Look through the records below, count the lines with the word "page", and reply with only the number.
____
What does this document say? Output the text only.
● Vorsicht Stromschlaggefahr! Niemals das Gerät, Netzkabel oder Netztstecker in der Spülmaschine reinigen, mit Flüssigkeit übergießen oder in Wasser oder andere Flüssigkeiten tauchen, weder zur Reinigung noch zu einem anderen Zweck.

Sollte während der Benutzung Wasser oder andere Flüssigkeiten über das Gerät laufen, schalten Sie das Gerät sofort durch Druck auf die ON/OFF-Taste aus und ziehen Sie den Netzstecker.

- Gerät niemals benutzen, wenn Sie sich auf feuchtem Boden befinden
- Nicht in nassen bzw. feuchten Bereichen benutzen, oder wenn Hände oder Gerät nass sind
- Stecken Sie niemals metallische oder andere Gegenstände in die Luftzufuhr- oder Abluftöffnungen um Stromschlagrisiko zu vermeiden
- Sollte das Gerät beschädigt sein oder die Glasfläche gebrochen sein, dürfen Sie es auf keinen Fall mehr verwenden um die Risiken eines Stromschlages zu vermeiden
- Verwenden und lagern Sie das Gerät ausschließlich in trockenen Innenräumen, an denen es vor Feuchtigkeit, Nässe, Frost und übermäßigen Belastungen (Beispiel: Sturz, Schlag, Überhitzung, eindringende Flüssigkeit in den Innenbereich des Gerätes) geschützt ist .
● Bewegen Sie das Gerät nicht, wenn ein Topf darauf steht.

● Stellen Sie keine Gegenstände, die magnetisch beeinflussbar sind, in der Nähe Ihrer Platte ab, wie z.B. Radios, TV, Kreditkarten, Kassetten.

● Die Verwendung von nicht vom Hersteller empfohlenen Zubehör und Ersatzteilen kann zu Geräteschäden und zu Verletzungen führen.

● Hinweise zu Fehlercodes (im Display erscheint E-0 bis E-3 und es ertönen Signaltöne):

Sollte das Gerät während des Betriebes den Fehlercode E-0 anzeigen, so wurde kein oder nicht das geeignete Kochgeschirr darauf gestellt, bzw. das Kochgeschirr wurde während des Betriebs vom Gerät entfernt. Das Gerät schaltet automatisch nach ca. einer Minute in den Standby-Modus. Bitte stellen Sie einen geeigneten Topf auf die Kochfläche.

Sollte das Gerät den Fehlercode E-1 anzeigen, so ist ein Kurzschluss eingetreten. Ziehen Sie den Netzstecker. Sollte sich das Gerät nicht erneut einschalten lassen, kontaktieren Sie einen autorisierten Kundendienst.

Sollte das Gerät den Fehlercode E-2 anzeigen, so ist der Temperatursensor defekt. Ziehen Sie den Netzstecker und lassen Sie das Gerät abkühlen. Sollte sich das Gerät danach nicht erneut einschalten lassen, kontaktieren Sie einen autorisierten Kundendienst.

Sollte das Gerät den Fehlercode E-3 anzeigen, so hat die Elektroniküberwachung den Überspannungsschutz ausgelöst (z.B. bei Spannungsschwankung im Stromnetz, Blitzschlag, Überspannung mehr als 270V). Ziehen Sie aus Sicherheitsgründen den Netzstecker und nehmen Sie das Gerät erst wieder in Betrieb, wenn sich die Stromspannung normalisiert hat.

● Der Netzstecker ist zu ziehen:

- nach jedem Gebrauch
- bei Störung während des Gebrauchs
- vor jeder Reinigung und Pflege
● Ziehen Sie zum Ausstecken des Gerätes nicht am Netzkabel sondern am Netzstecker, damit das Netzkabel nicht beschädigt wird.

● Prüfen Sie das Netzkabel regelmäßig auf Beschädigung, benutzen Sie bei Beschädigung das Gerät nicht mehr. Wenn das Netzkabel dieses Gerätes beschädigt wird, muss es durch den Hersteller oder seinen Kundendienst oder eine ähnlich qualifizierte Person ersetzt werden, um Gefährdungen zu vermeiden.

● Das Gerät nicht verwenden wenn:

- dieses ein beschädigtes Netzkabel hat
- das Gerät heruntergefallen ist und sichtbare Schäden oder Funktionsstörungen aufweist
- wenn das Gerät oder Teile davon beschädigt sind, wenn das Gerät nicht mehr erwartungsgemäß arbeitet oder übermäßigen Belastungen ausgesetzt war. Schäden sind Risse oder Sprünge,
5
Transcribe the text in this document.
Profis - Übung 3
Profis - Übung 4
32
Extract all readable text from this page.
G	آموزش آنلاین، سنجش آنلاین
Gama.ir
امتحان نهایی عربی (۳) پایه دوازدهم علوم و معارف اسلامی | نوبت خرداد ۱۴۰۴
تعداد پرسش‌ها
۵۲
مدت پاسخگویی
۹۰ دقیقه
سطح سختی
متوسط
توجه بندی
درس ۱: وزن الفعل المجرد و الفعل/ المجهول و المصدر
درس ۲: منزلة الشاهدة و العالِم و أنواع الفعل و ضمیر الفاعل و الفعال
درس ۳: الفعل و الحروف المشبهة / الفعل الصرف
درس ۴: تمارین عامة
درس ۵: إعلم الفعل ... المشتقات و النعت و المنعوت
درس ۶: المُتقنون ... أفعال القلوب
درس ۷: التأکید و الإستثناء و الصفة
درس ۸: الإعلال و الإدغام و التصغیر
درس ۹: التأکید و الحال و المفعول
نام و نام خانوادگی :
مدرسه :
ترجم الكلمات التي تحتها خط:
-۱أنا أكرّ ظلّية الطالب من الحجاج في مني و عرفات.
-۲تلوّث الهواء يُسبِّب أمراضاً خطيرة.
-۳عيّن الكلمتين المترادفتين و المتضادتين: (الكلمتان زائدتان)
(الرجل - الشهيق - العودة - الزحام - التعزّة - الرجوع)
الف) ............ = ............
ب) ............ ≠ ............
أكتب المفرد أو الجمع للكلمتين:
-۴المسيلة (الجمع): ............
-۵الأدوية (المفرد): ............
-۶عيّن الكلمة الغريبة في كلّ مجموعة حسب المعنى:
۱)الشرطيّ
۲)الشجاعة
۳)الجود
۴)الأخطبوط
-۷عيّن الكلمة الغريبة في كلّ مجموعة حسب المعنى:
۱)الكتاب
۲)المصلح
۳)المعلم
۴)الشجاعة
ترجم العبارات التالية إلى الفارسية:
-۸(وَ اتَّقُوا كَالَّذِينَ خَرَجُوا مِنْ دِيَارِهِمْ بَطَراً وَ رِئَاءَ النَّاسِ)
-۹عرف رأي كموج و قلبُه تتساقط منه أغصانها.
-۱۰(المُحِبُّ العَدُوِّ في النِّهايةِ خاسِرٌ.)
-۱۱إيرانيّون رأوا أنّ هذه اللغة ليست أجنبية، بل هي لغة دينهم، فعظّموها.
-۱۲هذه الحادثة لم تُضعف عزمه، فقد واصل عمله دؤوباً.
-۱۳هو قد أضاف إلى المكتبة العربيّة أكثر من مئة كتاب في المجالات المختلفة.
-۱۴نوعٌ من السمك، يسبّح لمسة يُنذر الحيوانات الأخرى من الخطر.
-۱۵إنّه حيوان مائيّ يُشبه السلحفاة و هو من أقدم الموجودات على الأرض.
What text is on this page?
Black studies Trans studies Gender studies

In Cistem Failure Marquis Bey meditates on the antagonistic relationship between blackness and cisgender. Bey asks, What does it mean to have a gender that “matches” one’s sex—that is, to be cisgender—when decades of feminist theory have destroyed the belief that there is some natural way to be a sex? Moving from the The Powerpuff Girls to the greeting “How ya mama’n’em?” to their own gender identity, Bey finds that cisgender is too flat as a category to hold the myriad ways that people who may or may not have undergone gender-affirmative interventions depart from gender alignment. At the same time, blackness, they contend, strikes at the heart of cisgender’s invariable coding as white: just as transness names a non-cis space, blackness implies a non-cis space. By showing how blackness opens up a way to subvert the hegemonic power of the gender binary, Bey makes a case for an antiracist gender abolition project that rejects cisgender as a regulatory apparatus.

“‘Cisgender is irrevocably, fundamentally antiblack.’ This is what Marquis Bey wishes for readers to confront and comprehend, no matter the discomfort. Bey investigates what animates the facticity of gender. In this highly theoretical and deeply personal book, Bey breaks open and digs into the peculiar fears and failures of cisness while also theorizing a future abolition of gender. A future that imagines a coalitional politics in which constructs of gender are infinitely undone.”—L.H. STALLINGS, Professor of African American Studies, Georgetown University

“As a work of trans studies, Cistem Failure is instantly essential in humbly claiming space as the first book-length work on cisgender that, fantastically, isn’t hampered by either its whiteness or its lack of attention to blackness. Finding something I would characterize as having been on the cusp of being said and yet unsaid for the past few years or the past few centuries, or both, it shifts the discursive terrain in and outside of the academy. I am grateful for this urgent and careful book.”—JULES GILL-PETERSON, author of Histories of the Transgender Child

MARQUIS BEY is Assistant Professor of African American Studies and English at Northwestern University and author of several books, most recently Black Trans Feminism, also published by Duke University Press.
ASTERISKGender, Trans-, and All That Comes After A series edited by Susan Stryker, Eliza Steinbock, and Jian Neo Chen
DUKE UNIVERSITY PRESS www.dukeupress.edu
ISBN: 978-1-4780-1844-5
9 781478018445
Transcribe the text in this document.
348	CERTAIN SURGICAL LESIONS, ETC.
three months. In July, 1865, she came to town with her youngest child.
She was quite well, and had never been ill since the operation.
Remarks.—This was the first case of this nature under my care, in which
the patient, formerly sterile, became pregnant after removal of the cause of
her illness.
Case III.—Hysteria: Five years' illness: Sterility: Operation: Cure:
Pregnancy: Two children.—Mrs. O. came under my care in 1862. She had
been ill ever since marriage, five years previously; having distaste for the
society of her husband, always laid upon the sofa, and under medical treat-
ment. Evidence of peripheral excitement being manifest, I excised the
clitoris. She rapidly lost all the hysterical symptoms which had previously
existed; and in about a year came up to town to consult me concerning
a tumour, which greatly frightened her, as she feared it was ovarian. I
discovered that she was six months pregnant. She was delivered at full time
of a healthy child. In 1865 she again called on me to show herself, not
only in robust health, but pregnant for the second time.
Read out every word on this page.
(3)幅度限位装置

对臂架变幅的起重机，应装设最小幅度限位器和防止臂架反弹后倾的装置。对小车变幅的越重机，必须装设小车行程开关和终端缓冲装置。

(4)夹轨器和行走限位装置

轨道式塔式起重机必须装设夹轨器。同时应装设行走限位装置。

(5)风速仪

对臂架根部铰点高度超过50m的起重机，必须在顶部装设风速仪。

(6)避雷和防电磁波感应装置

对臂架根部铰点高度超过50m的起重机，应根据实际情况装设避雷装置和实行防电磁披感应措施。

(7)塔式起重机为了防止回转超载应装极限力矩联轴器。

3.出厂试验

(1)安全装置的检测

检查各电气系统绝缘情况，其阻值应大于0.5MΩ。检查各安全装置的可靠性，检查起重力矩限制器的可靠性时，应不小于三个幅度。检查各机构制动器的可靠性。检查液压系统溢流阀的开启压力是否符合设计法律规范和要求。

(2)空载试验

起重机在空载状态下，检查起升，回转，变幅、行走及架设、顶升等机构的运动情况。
____
(Response to the exercise): 3